» Provided passage
Begin
# Xbox 360 JRPGs



## Zaelapolopollo (Feb 19, 2015)

So looking for a JRPG to hold me over until Omega Quintet comes out the end of April.

I'll probably need several although I'm kinda broke and won't be getting anything until the start of March.

Recently I was talking about SO4 with some people, defending it as I always fucking have to, and I pointed out to a guy who said SO4's decent sales were a result of there being no JRP Gs for the Xbox 360 that he was full of shit. I remember there was a spot from like 2007-2009 where a fair number of big name JRPGs were exclusive to the 360. Blue Dragon, Lost Odyssey, Tales of Vesperia (it's no longer exclusive in Japan but it is here), Enchanted Arms... There are probably more.

Anyway I was thinking I might give these a try. I hear Blue Dragon is terrible so I might start with that. 

But that's just me. Any recs you all might have?


----------



## Scratchy (Feb 20, 2015)

why would you defend so 4


----------



## Platinum (Feb 20, 2015)

Lost Odyssey was by far the best RPG on the 360.


----------



## Violent by Design (Feb 20, 2015)

Lost Odyssey is the game to go too.

Tales of Vesperia is alright, I personally think the style of the game is God awful, but the gameplay is pretty good.


----------



## Gaawa-chan (Feb 22, 2015)

Violent By Design said:


> Tales of Vesperia is alright, I personally think the style of the game is God awful



... _What?_

Vesperia is easily the best-looking Tales of game.  The only thing I'd change about it is I'd make the character models proportioned a bit more like their status screen art.  Similar to Xillia/Zestiria but not quite so you don't end up wincing and Judith like I do every time I look at Milla's proportions.


----------



## Violent by Design (Feb 23, 2015)

Gaawa-chan said:


> ... _What?_
> 
> Vesperia is easily the best-looking Tales of game.  The only thing I'd change about it is I'd make the character models proportioned a bit more like their status screen art.  Similar to Xillia/Zestiria but not quite so you don't end up wincing and Judith like I do every time I look at Milla's proportions.



Who said the Tales games look good Mr.Italics? The art design for those games are soulless and Godawful, just generic anime jibberish.


----------



## Gaawa-chan (Feb 23, 2015)

Violent By Design said:


> generic anime jibberish.



What the fuck are you doing on Naruto forums?


----------



## Kaitou (Feb 23, 2015)

Tales of Vesperia is besto for PlayStation 3.


----------



## Disquiet (Feb 23, 2015)

Well, I guess I'll talk about the 360 JRPGs I can see on my shelf from here. Might be forgetting some, but I'm pretty sure I put them all in one place.

The Last Remnant is probably my favourite 360 RPG, but there's a cheap PC version now and it's miles better. The 360 version is more difficult, even though half of that extra difficulty comes from framerate issues. Really underrated game either way.
End
» Given request A
Can you retype the entries' lines exactly, starting with the line containing "torn-edge-notch (170, 57, 224, 68)" and ending with the line containing "letter-line-9: If neither"?

» Exercise materials
Begin
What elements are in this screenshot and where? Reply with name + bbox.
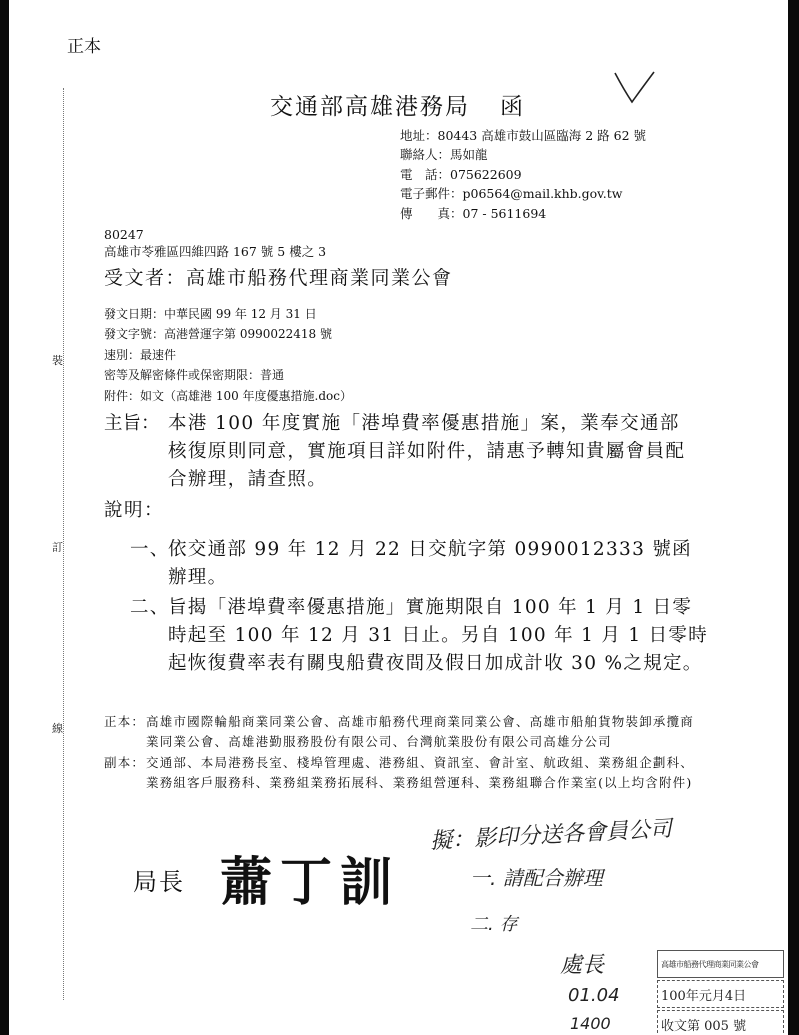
- subject-text: 本港 100 年度實施「港埠費率優惠措施」案，業奉交通部核復原則同意，實施項目詳…: [168, 410, 698, 494]
- binding-mark-ding: 訂: [52, 539, 63, 555]
- handwritten-signature: 處長: [560, 948, 604, 979]
- sender-address: 地址：80443 高雄市鼓山區臨海 2 路 62 號: [400, 126, 646, 145]
- binding-mark-zhuang: 裝: [52, 352, 63, 368]
- handwritten-time: 1400: [570, 1014, 611, 1033]
- binding-line: [63, 88, 64, 1000]
- explanation-list: 一、 依交通部 99 年 12 月 22 日交航字第 0990012333 號函…: [130, 536, 710, 680]
- original-recipients: 正本： 高雄市國際輪船商業同業公會、高雄市船務代理商業同業公會、高雄市船舶貨物裝…: [104, 712, 704, 752]
- attachment: 附件：如文（高雄港 100 年度優惠措施.doc）: [104, 386, 352, 406]
- handwritten-note: 擬：影印分送各會員公司: [429, 812, 672, 856]
- issue-date: 發文日期：中華民國 99 年 12 月 31 日: [104, 304, 352, 324]
- sender-contact-block: 地址：80443 高雄市鼓山區臨海 2 路 62 號 聯絡人：馬如龍 電 話：0…: [400, 126, 646, 223]
- recipient-address-block: 80247 高雄市苓雅區四維四路 167 號 5 樓之 3: [104, 226, 326, 260]
- item-number: 一、: [130, 536, 170, 564]
- phone: 電 話：075622609: [400, 165, 646, 184]
- copy-text: 交通部、本局港務長室、棧埠管理處、港務組、資訊室、會計室、航政組、業務組企劃科、…: [146, 755, 694, 790]
- stamp-header: 高雄市船務代理商業同業公會: [657, 950, 784, 978]
- checkmark-icon: [612, 70, 658, 110]
- stamp-date: 100年元月4日: [657, 980, 784, 1008]
- receipt-stamp: 高雄市船務代理商業同業公會 100年元月4日 收文第 005 號: [657, 950, 784, 1035]
- signer-title: 局長: [133, 862, 185, 897]
- handwritten-note: 一. 請配合辦理: [470, 862, 603, 891]
- signer-name-seal: 蕭丁訓: [220, 840, 400, 915]
- original-label: 正本：: [104, 712, 145, 732]
- recipient-address: 高雄市苓雅區四維四路 167 號 5 樓之 3: [104, 243, 326, 260]
- copy-recipients: 副本： 交通部、本局港務長室、棧埠管理處、港務組、資訊室、會計室、航政組、業務組…: [104, 753, 704, 793]
- distribution-list: 正本： 高雄市國際輪船商業同業公會、高雄市船務代理商業同業公會、高雄市船舶貨物裝…: [104, 712, 704, 794]
- item-number: 二、: [130, 594, 170, 622]
- explanation-item: 二、 旨揭「港埠費率優惠措施」實施期限自 100 年 1 月 1 日零時起至 1…: [130, 594, 710, 678]
- scan-edge-right: [788, 0, 799, 1035]
- explanation-label: 說明：: [104, 496, 164, 522]
- classification: 密等及解密條件或保密期限：普通: [104, 365, 352, 385]
- document-title: 交通部高雄港務局函: [270, 88, 525, 121]
- handwritten-date: 01.04: [568, 985, 620, 1006]
- priority: 速別：最速件: [104, 345, 352, 365]
- contact-person: 聯絡人：馬如龍: [400, 145, 646, 164]
- handwritten-note: 二. 存: [470, 910, 517, 936]
- fax: 傳 真：07 - 5611694: [400, 204, 646, 223]
- binding-mark-xian: 線: [52, 720, 63, 736]
- agency-name: 交通部高雄港務局: [270, 94, 470, 120]
- item-text: 依交通部 99 年 12 月 22 日交航字第 0990012333 號函辦理。: [168, 539, 692, 588]
- recipient-name: 受文者：高雄市船務代理商業同業公會: [104, 263, 453, 290]
- copy-label: 副本：: [104, 753, 145, 773]
- recipient-postal-code: 80247: [104, 226, 326, 243]
- stamp-number: 收文第 005 號: [657, 1010, 784, 1035]
- document-number: 發文字號：高港營運字第 0990022418 號: [104, 324, 352, 344]
- explanation-item: 一、 依交通部 99 年 12 月 22 日交航字第 0990012333 號函…: [130, 536, 710, 592]
- email: 電子郵件：p06564@mail.khb.gov.tw: [400, 184, 646, 203]
- original-text: 高雄市國際輪船商業同業公會、高雄市船務代理商業同業公會、高雄市船舶貨物裝卸承攬商…: [146, 714, 694, 749]
- subject-label: 主旨：: [104, 410, 160, 438]
- scan-edge-left: [0, 0, 9, 1035]
- document-meta: 發文日期：中華民國 99 年 12 月 31 日 發文字號：高港營運字第 099…: [104, 304, 352, 406]
- document-type: 函: [500, 94, 525, 120]
- item-text: 旨揭「港埠費率優惠措施」實施期限自 100 年 1 月 1 日零時起至 100 …: [168, 597, 708, 674]
- copy-label: 正本: [67, 32, 101, 57]
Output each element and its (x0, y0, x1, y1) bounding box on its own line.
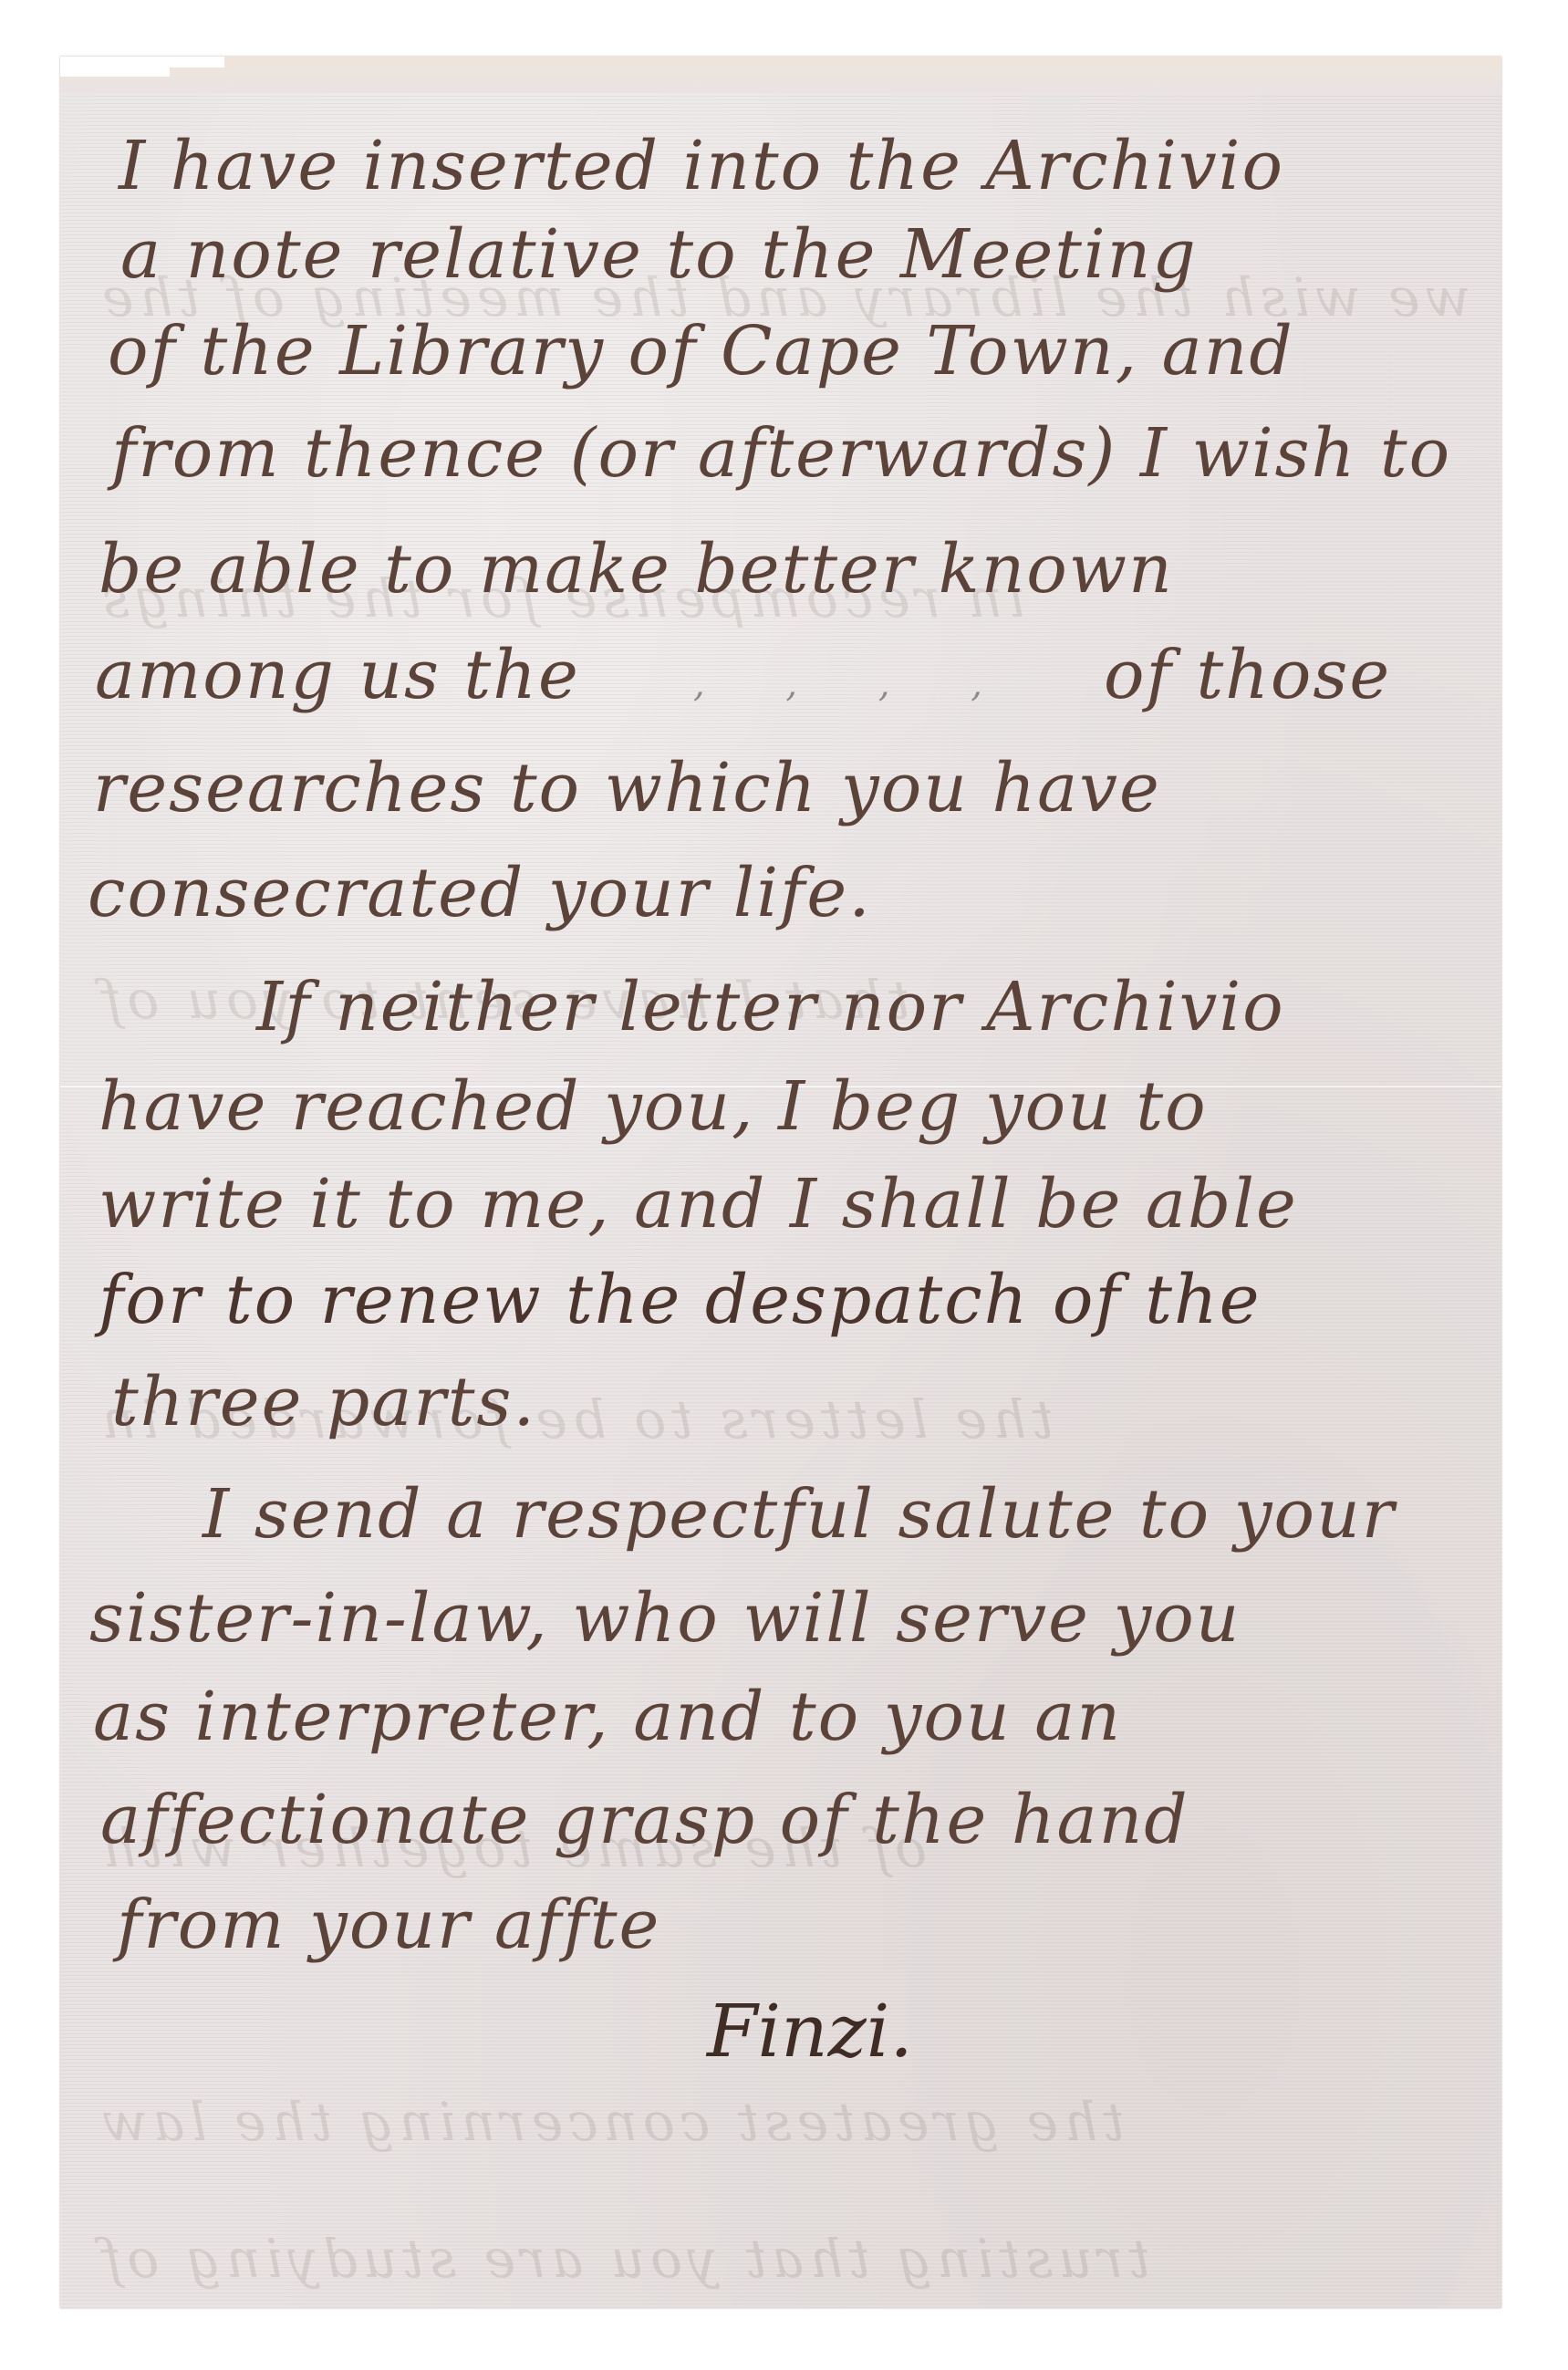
torn-edge-notch (170, 57, 224, 68)
letter-line-15: sister-in-law, who will serve you (89, 1585, 1241, 1652)
letter-line-18: from your affte (117, 1891, 660, 1959)
letter-line-17: affectionate grasp of the hand (100, 1786, 1189, 1854)
letter-line-1: I have inserted into the Archivio (119, 132, 1284, 200)
letter-line-10: have reached you, I beg you to (99, 1073, 1208, 1140)
letter-line-14: I send a respectful salute to your (202, 1481, 1396, 1548)
letter-line-7: researches to which you have (93, 754, 1161, 822)
signature: Finzi. (707, 1989, 913, 2074)
ditto-marks: , , , , (693, 666, 1017, 702)
letter-line-8: consecrated your life. (88, 859, 872, 927)
letter-line-9: If neither letter nor Archivio (256, 973, 1285, 1041)
torn-edge-notch (60, 57, 170, 77)
letter-line-12: for to renew the despatch of the (99, 1266, 1262, 1334)
letter-line-11: write it to me, and I shall be able (99, 1170, 1298, 1238)
letter-line-2: a note relative to the Meeting (120, 221, 1198, 288)
bleed-through-text: the greatest concerning the law (97, 2091, 1125, 2153)
letter-line-4: from thence (or afterwards) I wish to (111, 420, 1451, 487)
bleed-through-text: trusting that you are studying of (97, 2228, 1150, 2290)
letter-line-13: three parts. (111, 1368, 536, 1436)
letter-line-6b: of those (1104, 641, 1391, 709)
letter-line-3: of the Library of Cape Town, and (108, 317, 1294, 385)
letter-line-6a: among us the (95, 641, 580, 709)
torn-top-edge (60, 57, 1501, 93)
letter-line-5: be able to make better known (99, 535, 1174, 603)
letter-line-16: as interpreter, and to you an (93, 1683, 1122, 1751)
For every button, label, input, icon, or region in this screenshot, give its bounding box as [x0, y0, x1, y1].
End
» Given request B
Can you echo the Xbox 360 JRPG thread exactly, starting with the words "Lost Odyssey was" and ending with "is pretty good."?

» Final answer A
torn-edge-notch (170, 57, 224, 68)
letter-line-15: sister-in-law, who will serve you (89, 1585, 1241, 1652)
letter-line-18: from your affte (117, 1891, 660, 1959)
letter-line-17: affectionate grasp of the hand (100, 1786, 1189, 1854)
letter-line-1: I have inserted into the Archivio (119, 132, 1284, 200)
letter-line-10: have reached you, I beg you to (99, 1073, 1208, 1140)
letter-line-14: I send a respectful salute to your (202, 1481, 1396, 1548)
letter-line-7: researches to which you have (93, 754, 1161, 822)
signature: Finzi. (707, 1989, 913, 2074)
ditto-marks: , , , , (693, 666, 1017, 702)
letter-line-8: consecrated your life. (88, 859, 872, 927)
letter-line-9: If neither letter nor Archivio (256, 973, 1285, 1041)

» Final answer B
Lost Odyssey was by far the best RPG on the 360.


----------



## Violent by Design (Feb 20, 2015)

Lost Odyssey is the game to go too.

Tales of Vesperia is alright, I personally think the style of the game is God awful, but the gameplay is pretty good.